Exercise data:
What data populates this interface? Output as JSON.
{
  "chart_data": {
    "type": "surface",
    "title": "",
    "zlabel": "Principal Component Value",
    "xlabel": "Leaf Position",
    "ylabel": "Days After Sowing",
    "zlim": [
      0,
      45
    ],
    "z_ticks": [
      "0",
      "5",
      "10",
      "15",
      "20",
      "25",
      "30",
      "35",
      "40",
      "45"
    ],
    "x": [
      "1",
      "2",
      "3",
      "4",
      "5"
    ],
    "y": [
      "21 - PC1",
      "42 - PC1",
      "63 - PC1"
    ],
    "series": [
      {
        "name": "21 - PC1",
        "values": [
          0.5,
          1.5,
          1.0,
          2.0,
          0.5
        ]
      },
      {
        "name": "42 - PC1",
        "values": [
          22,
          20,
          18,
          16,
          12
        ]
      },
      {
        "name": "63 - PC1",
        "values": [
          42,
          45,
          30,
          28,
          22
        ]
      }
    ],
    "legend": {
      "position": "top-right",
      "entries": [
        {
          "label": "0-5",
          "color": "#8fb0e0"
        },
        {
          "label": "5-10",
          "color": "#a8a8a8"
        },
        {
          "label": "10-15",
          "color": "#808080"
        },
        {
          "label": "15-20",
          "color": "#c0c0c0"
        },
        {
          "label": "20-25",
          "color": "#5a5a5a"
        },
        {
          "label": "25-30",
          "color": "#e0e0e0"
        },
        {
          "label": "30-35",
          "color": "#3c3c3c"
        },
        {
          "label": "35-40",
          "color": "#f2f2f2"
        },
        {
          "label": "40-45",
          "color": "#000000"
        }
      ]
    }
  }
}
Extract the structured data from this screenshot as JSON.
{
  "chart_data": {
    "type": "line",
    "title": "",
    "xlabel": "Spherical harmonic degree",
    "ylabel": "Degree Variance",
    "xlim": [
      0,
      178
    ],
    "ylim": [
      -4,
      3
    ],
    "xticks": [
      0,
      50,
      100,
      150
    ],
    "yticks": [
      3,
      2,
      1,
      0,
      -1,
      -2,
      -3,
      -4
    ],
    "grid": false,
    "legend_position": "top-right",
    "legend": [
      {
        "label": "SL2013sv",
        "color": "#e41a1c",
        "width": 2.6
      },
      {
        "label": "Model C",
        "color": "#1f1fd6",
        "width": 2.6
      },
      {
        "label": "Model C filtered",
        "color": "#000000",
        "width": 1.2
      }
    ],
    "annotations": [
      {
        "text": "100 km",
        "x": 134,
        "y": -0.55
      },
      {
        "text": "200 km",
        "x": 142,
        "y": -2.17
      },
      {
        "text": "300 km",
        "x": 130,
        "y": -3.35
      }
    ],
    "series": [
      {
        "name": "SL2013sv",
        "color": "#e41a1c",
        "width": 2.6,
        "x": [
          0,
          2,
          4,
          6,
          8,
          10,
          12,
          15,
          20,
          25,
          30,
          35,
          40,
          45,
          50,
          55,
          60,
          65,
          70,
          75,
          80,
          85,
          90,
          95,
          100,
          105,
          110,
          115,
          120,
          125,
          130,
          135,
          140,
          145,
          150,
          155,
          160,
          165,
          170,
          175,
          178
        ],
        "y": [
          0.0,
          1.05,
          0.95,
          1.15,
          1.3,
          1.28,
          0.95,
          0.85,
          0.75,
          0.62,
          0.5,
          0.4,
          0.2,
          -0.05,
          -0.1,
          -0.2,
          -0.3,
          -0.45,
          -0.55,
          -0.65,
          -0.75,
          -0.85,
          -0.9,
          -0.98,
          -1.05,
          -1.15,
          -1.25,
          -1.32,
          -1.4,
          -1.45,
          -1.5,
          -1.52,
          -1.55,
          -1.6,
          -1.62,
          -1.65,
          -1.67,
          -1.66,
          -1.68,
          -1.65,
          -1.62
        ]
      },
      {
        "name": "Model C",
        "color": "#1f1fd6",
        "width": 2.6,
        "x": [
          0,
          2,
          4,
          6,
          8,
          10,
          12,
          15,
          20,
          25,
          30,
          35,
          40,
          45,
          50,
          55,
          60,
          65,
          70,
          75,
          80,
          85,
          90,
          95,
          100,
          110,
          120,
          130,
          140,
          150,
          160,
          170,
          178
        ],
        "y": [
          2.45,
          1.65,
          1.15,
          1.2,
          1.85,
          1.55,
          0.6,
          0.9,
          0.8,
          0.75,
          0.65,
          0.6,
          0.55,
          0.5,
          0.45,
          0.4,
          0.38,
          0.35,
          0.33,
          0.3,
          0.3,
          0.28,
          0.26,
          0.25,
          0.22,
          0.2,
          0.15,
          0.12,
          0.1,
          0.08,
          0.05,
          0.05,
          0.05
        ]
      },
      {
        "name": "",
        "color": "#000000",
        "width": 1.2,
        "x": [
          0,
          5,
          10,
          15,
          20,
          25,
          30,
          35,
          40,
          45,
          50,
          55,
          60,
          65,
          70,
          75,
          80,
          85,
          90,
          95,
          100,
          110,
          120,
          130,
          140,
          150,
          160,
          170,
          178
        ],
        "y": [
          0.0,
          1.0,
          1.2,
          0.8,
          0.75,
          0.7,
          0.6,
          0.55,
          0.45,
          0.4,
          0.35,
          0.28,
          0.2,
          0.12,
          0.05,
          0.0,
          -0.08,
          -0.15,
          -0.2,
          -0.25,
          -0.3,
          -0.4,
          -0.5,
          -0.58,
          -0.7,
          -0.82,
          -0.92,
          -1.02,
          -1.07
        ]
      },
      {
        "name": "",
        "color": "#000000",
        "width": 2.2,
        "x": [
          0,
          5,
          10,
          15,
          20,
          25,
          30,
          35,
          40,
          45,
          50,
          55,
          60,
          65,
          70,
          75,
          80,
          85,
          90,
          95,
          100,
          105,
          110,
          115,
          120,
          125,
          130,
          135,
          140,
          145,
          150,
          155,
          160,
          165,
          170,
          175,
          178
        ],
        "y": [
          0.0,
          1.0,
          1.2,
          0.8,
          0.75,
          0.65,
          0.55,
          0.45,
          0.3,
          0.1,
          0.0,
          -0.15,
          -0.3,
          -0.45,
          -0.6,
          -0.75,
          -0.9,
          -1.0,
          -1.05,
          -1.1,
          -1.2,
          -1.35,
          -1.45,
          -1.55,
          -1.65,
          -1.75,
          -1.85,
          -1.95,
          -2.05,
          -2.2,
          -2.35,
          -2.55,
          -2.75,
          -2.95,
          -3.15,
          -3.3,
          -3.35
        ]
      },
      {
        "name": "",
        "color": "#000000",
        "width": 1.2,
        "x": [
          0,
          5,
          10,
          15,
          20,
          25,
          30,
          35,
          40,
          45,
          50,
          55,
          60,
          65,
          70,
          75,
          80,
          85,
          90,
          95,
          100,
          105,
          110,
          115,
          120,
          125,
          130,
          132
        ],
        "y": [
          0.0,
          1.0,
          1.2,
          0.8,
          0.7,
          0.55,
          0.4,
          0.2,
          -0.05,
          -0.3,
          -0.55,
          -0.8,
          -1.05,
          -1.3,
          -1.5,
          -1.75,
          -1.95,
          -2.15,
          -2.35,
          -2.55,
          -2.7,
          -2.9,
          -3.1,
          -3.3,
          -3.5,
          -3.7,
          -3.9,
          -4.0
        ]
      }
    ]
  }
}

Directive: From the records above, extract everything verbatim.

Exercise solution:
What data populates this interface? Output as JSON.
{
  "chart_data": {
    "type": "surface",
    "title": "",
    "zlabel": "Principal Component Value",
    "xlabel": "Leaf Position",
    "ylabel": "Days After Sowing",
    "zlim": [
      0,
      45
    ],
    "z_ticks": [
      "0",
      "5",
      "10",
      "15",
      "20",
      "25",
      "30",
      "35",
      "40",
      "45"
    ],
    "x": [
      "1",
      "2",
      "3",
      "4",
      "5"
    ],
    "y": [
      "21 - PC1",
      "42 - PC1",
      "63 - PC1"
    ],
    "series": [
      {
        "name": "21 - PC1",
        "values": [
          0.5,
          1.5,
          1.0,
          2.0,
          0.5
        ]
      },
      {
        "name": "42 - PC1",
        "values": [
          22,
          20,
          18,
          16,
          12
        ]
      },
      {
        "name": "63 - PC1",
        "values": [
          42,
          45,
          30,
          28,
          22
        ]
      }
    ],
    "legend": {
      "position": "top-right",
      "entries": [
        {
          "label": "0-5",
          "color": "#8fb0e0"
        },
        {
          "label": "5-10",
          "color": "#a8a8a8"
        },
        {
          "label": "10-15",
          "color": "#808080"
        },
        {
          "label": "15-20",
          "color": "#c0c0c0"
        },
        {
          "label": "20-25",
          "color": "#5a5a5a"
        },
        {
          "label": "25-30",
          "color": "#e0e0e0"
        },
        {
          "label": "30-35",
          "color": "#3c3c3c"
        },
        {
          "label": "35-40",
          "color": "#f2f2f2"
        },
        {
          "label": "40-45",
          "color": "#000000"
        }
      ]
    }
  }
}
Extract the structured data from this screenshot as JSON.
{
  "chart_data": {
    "type": "line",
    "title": "",
    "xlabel": "Spherical harmonic degree",
    "ylabel": "Degree Variance",
    "xlim": [
      0,
      178
    ],
    "ylim": [
      -4,
      3
    ],
    "xticks": [
      0,
      50,
      100,
      150
    ],
    "yticks": [
      3,
      2,
      1,
      0,
      -1,
      -2,
      -3,
      -4
    ],
    "grid": false,
    "legend_position": "top-right",
    "legend": [
      {
        "label": "SL2013sv",
        "color": "#e41a1c",
        "width": 2.6
      },
      {
        "label": "Model C",
        "color": "#1f1fd6",
        "width": 2.6
      },
      {
        "label": "Model C filtered",
        "color": "#000000",
        "width": 1.2
      }
    ],
    "annotations": [
      {
        "text": "100 km",
        "x": 134,
        "y": -0.55
      },
      {
        "text": "200 km",
        "x": 142,
        "y": -2.17
      },
      {
        "text": "300 km",
        "x": 130,
        "y": -3.35
      }
    ],
    "series": [
      {
        "name": "SL2013sv",
        "color": "#e41a1c",
        "width": 2.6,
        "x": [
          0,
          2,
          4,
          6,
          8,
          10,
          12,
          15,
          20,
          25,
          30,
          35,
          40,
          45,
          50,
          55,
          60,
          65,
          70,
          75,
          80,
          85,
          90,
          95,
          100,
          105,
          110,
          115,
          120,
          125,
          130,
          135,
          140,
          145,
          150,
          155,
          160,
          165,
          170,
          175,
          178
        ],
        "y": [
          0.0,
          1.05,
          0.95,
          1.15,
          1.3,
          1.28,
          0.95,
          0.85,
          0.75,
          0.62,
          0.5,
          0.4,
          0.2,
          -0.05,
          -0.1,
          -0.2,
          -0.3,
          -0.45,
          -0.55,
          -0.65,
          -0.75,
          -0.85,
          -0.9,
          -0.98,
          -1.05,
          -1.15,
          -1.25,
          -1.32,
          -1.4,
          -1.45,
          -1.5,
          -1.52,
          -1.55,
          -1.6,
          -1.62,
          -1.65,
          -1.67,
          -1.66,
          -1.68,
          -1.65,
          -1.62
        ]
      },
      {
        "name": "Model C",
        "color": "#1f1fd6",
        "width": 2.6,
        "x": [
          0,
          2,
          4,
          6,
          8,
          10,
          12,
          15,
          20,
          25,
          30,
          35,
          40,
          45,
          50,
          55,
          60,
          65,
          70,
          75,
          80,
          85,
          90,
          95,
          100,
          110,
          120,
          130,
          140,
          150,
          160,
          170,
          178
        ],
        "y": [
          2.45,
          1.65,
          1.15,
          1.2,
          1.85,
          1.55,
          0.6,
          0.9,
          0.8,
          0.75,
          0.65,
          0.6,
          0.55,
          0.5,
          0.45,
          0.4,
          0.38,
          0.35,
          0.33,
          0.3,
          0.3,
          0.28,
          0.26,
          0.25,
          0.22,
          0.2,
          0.15,
          0.12,
          0.1,
          0.08,
          0.05,
          0.05,
          0.05
        ]
      },
      {
        "name": "",
        "color": "#000000",
        "width": 1.2,
        "x": [
          0,
          5,
          10,
          15,
          20,
          25,
          30,
          35,
          40,
          45,
          50,
          55,
          60,
          65,
          70,
          75,
          80,
          85,
          90,
          95,
          100,
          110,
          120,
          130,
          140,
          150,
          160,
          170,
          178
        ],
        "y": [
          0.0,
          1.0,
          1.2,
          0.8,
          0.75,
          0.7,
          0.6,
          0.55,
          0.45,
          0.4,
          0.35,
          0.28,
          0.2,
          0.12,
          0.05,
          0.0,
          -0.08,
          -0.15,
          -0.2,
          -0.25,
          -0.3,
          -0.4,
          -0.5,
          -0.58,
          -0.7,
          -0.82,
          -0.92,
          -1.02,
          -1.07
        ]
      },
      {
        "name": "",
        "color": "#000000",
        "width": 2.2,
        "x": [
          0,
          5,
          10,
          15,
          20,
          25,
          30,
          35,
          40,
          45,
          50,
          55,
          60,
          65,
          70,
          75,
          80,
          85,
          90,
          95,
          100,
          105,
          110,
          115,
          120,
          125,
          130,
          135,
          140,
          145,
          150,
          155,
          160,
          165,
          170,
          175,
          178
        ],
        "y": [
          0.0,
          1.0,
          1.2,
          0.8,
          0.75,
          0.65,
          0.55,
          0.45,
          0.3,
          0.1,
          0.0,
          -0.15,
          -0.3,
          -0.45,
          -0.6,
          -0.75,
          -0.9,
          -1.0,
          -1.05,
          -1.1,
          -1.2,
          -1.35,
          -1.45,
          -1.55,
          -1.65,
          -1.75,
          -1.85,
          -1.95,
          -2.05,
          -2.2,
          -2.35,
          -2.55,
          -2.75,
          -2.95,
          -3.15,
          -3.3,
          -3.35
        ]
      },
      {
        "name": "",
        "color": "#000000",
        "width": 1.2,
        "x": [
          0,
          5,
          10,
          15,
          20,
          25,
          30,
          35,
          40,
          45,
          50,
          55,
          60,
          65,
          70,
          75,
          80,
          85,
          90,
          95,
          100,
          105,
          110,
          115,
          120,
          125,
          130,
          132
        ],
        "y": [
          0.0,
          1.0,
          1.2,
          0.8,
          0.7,
          0.55,
          0.4,
          0.2,
          -0.05,
          -0.3,
          -0.55,
          -0.8,
          -1.05,
          -1.3,
          -1.5,
          -1.75,
          -1.95,
          -2.15,
          -2.35,
          -2.55,
          -2.7,
          -2.9,
          -3.1,
          -3.3,
          -3.5,
          -3.7,
          -3.9,
          -4.0
        ]
      }
    ]
  }
}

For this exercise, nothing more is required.